### Task details:
Each line of the listing that holds "Bossuyt" counts once; report how many there are, and nothing more.

### Dataset records:

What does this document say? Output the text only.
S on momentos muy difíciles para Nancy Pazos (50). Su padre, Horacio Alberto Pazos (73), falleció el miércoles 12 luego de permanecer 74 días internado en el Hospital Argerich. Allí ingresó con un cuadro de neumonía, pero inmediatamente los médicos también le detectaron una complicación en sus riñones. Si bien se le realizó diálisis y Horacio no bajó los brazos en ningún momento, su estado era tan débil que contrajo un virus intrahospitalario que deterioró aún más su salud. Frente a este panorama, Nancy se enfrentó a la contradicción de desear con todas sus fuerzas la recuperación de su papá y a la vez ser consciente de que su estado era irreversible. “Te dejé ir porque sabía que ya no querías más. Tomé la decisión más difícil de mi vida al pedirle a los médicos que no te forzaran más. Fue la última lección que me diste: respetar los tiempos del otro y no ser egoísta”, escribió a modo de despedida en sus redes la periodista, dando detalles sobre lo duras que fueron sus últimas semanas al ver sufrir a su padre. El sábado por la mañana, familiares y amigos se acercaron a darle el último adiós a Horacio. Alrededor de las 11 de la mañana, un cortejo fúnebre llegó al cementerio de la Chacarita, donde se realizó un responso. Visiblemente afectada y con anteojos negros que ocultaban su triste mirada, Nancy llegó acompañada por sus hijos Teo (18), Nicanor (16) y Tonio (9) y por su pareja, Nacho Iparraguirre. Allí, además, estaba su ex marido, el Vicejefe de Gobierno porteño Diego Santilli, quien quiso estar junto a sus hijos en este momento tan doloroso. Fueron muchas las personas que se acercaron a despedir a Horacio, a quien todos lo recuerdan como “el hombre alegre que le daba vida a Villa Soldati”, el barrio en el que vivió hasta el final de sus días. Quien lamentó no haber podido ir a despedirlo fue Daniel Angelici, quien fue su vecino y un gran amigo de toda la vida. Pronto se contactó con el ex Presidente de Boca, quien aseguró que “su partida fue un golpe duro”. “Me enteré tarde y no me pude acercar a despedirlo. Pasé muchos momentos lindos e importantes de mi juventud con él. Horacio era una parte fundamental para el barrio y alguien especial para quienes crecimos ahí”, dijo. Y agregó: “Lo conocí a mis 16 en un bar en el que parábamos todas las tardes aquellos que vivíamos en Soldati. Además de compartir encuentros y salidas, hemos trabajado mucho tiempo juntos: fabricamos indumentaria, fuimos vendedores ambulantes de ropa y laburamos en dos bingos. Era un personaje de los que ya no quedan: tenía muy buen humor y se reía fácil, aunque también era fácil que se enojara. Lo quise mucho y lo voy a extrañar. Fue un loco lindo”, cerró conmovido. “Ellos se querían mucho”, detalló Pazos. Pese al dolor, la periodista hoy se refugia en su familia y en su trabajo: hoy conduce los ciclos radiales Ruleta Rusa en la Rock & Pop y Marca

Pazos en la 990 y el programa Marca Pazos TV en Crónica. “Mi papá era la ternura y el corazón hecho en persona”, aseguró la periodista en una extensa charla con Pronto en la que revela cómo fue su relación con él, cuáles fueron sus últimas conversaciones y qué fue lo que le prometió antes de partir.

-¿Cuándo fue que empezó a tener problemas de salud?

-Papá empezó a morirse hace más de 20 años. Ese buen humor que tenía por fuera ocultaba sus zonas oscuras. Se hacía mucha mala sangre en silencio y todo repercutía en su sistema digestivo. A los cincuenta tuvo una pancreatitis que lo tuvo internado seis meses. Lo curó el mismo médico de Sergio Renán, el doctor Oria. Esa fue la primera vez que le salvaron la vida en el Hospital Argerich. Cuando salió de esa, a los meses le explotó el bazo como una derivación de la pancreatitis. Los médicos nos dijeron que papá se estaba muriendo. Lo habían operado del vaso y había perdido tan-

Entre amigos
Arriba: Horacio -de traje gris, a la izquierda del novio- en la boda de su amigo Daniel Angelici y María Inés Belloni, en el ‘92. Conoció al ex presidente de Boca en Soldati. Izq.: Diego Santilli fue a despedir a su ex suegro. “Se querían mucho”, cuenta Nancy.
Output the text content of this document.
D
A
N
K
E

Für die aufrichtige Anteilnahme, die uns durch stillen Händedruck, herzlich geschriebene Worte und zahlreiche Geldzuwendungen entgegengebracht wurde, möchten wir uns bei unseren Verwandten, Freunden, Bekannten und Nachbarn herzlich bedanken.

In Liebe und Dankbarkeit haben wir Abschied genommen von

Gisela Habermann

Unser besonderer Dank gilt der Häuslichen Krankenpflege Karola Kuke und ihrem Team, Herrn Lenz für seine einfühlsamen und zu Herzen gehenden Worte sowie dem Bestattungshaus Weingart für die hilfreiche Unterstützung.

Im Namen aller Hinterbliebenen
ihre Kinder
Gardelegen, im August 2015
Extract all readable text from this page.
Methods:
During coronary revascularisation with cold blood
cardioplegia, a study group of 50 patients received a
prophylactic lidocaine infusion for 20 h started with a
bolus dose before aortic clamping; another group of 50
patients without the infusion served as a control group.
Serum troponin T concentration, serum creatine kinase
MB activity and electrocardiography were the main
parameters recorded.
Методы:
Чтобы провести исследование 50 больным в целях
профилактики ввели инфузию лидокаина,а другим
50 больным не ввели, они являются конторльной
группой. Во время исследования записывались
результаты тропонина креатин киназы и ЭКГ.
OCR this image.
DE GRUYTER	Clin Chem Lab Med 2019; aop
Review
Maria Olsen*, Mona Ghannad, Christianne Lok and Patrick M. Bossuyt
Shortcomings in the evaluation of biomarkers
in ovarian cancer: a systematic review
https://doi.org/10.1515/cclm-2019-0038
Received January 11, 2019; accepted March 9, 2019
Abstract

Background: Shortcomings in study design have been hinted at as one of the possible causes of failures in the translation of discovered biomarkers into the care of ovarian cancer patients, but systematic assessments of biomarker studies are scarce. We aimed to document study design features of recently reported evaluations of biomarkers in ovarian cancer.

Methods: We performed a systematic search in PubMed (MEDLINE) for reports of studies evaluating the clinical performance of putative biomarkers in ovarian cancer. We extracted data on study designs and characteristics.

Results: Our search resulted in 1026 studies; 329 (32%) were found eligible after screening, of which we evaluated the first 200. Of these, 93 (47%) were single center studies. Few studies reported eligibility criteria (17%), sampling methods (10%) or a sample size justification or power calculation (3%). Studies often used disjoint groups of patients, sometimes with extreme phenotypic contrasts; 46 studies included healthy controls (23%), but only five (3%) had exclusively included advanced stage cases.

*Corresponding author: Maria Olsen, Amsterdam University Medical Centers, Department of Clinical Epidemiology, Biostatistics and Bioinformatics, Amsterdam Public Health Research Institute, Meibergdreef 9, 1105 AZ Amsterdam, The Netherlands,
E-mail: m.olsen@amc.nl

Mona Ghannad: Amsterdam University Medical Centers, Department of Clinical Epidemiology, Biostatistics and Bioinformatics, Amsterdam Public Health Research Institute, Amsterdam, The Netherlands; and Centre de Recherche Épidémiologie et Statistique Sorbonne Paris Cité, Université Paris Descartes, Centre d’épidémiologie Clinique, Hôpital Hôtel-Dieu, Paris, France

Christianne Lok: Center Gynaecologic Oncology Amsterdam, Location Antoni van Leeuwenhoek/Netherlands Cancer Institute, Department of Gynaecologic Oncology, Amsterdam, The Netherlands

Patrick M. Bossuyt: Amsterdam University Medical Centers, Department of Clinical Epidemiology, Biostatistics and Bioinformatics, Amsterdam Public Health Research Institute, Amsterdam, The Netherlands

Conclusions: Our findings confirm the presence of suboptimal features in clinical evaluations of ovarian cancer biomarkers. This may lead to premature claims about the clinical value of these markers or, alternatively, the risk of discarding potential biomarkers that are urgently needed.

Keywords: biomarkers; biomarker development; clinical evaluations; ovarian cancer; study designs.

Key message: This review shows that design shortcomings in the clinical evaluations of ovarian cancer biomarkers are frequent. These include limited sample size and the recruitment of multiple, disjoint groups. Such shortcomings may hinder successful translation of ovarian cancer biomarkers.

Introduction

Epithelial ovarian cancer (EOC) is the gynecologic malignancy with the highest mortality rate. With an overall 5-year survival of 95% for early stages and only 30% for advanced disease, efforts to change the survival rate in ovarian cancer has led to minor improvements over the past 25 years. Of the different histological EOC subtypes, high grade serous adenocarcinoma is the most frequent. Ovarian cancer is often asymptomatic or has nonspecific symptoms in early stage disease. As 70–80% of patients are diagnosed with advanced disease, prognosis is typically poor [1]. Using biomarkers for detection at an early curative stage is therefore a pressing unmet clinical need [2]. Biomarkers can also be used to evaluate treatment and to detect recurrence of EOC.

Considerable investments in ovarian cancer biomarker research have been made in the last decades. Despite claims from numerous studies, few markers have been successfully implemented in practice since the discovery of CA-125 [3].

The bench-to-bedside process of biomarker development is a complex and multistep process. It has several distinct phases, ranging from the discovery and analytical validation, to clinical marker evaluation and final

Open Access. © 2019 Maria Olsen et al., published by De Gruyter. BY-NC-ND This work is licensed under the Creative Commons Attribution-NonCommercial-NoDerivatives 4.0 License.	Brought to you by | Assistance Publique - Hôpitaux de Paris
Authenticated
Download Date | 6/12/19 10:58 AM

### Completed exercise:
2